For the records below, say how many lines contain the string "this". Give the number only.

[START OF Input material]

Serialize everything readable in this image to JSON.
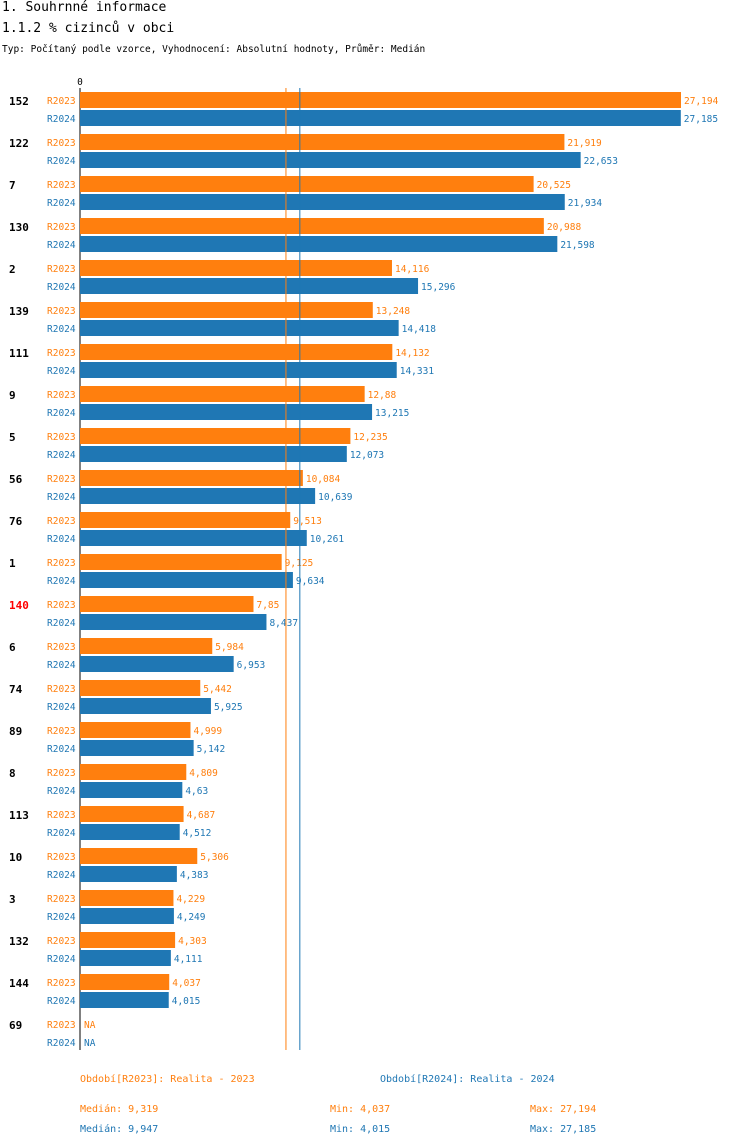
{
  "header": {
    "title": "1. Souhrnné informace",
    "subtitle": "1.1.2 % cizinců v obci",
    "type_line": "Typ: Počítaný podle vzorce, Vyhodnocení: Absolutní hodnoty, Průměr: Medián"
  },
  "colors": {
    "r2023": "#ff7f0e",
    "r2024": "#1f77b4",
    "highlight": "#ff0000"
  },
  "chart_data": {
    "type": "bar",
    "orientation": "horizontal",
    "title": "1.1.2 % cizinců v obci",
    "axis_zero_label": "0",
    "xlim": [
      0,
      27.194
    ],
    "highlight_category": "140",
    "categories": [
      "152",
      "122",
      "7",
      "130",
      "2",
      "139",
      "111",
      "9",
      "5",
      "56",
      "76",
      "1",
      "140",
      "6",
      "74",
      "89",
      "8",
      "113",
      "10",
      "3",
      "132",
      "144",
      "69"
    ],
    "series": [
      {
        "name": "R2023",
        "values": [
          27.194,
          21.919,
          20.525,
          20.988,
          14.116,
          13.248,
          14.132,
          12.88,
          12.235,
          10.084,
          9.513,
          9.125,
          7.85,
          5.984,
          5.442,
          4.999,
          4.809,
          4.687,
          5.306,
          4.229,
          4.303,
          4.037,
          null
        ],
        "labels": [
          "27,194",
          "21,919",
          "20,525",
          "20,988",
          "14,116",
          "13,248",
          "14,132",
          "12,88",
          "12,235",
          "10,084",
          "9,513",
          "9,125",
          "7,85",
          "5,984",
          "5,442",
          "4,999",
          "4,809",
          "4,687",
          "5,306",
          "4,229",
          "4,303",
          "4,037",
          "NA"
        ],
        "median": 9.319
      },
      {
        "name": "R2024",
        "values": [
          27.185,
          22.653,
          21.934,
          21.598,
          15.296,
          14.418,
          14.331,
          13.215,
          12.073,
          10.639,
          10.261,
          9.634,
          8.437,
          6.953,
          5.925,
          5.142,
          4.63,
          4.512,
          4.383,
          4.249,
          4.111,
          4.015,
          null
        ],
        "labels": [
          "27,185",
          "22,653",
          "21,934",
          "21,598",
          "15,296",
          "14,418",
          "14,331",
          "13,215",
          "12,073",
          "10,639",
          "10,261",
          "9,634",
          "8,437",
          "6,953",
          "5,925",
          "5,142",
          "4,63",
          "4,512",
          "4,383",
          "4,249",
          "4,111",
          "4,015",
          "NA"
        ],
        "median": 9.947
      }
    ]
  },
  "legend": {
    "r2023": "Období[R2023]: Realita - 2023",
    "r2024": "Období[R2024]: Realita - 2024"
  },
  "stats": {
    "r2023": {
      "median": "Medián: 9,319",
      "min": "Min: 4,037",
      "max": "Max: 27,194"
    },
    "r2024": {
      "median": "Medián: 9,947",
      "min": "Min: 4,015",
      "max": "Max: 27,185"
    }
  }
}
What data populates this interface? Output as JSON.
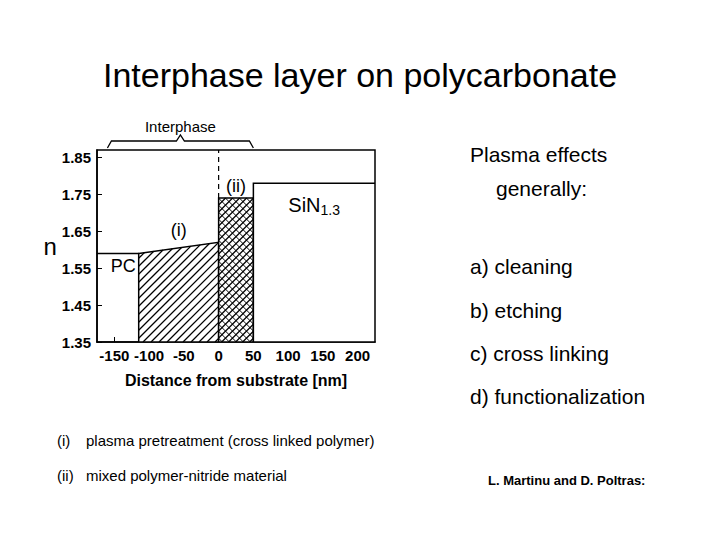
{
  "title": "Interphase layer on polycarbonate",
  "chart_data": {
    "type": "region",
    "xlabel": "Distance from substrate [nm]",
    "ylabel": "n",
    "xlim": [
      -175,
      225
    ],
    "xticks": [
      -150,
      -100,
      -50,
      0,
      50,
      100,
      150,
      200
    ],
    "ylim": [
      1.35,
      1.87
    ],
    "yticks": [
      1.35,
      1.45,
      1.55,
      1.65,
      1.75,
      1.85
    ],
    "grid": false,
    "series": [
      {
        "name": "PC",
        "type": "line",
        "x": [
          -175,
          -115
        ],
        "values": [
          1.59,
          1.59
        ]
      },
      {
        "name": "(i)",
        "type": "hatched",
        "x": [
          -115,
          0
        ],
        "values": [
          1.59,
          1.62
        ]
      },
      {
        "name": "(ii)",
        "type": "crosshatched",
        "x": [
          0,
          50
        ],
        "values": [
          1.74,
          1.74
        ]
      },
      {
        "name": "SiN1.3",
        "type": "box",
        "x": [
          50,
          225
        ],
        "values": [
          1.78,
          1.78
        ]
      }
    ],
    "annotations": [
      {
        "text": "Interphase",
        "x": [
          -160,
          50
        ]
      }
    ],
    "vlines": [
      {
        "x": 0,
        "line_style": "dashed"
      }
    ]
  },
  "list": {
    "heading": "Plasma effects generally:",
    "items": [
      "a) cleaning",
      "b) etching",
      "c) cross linking",
      "d) functionalization"
    ]
  },
  "footnotes": [
    {
      "marker": "(i)",
      "text": "plasma pretreatment (cross linked polymer)"
    },
    {
      "marker": "(ii)",
      "text": "mixed polymer-nitride material"
    }
  ],
  "source": "L. Martinu and D. Poltras:"
}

[END OF Input material]

Written solution: 2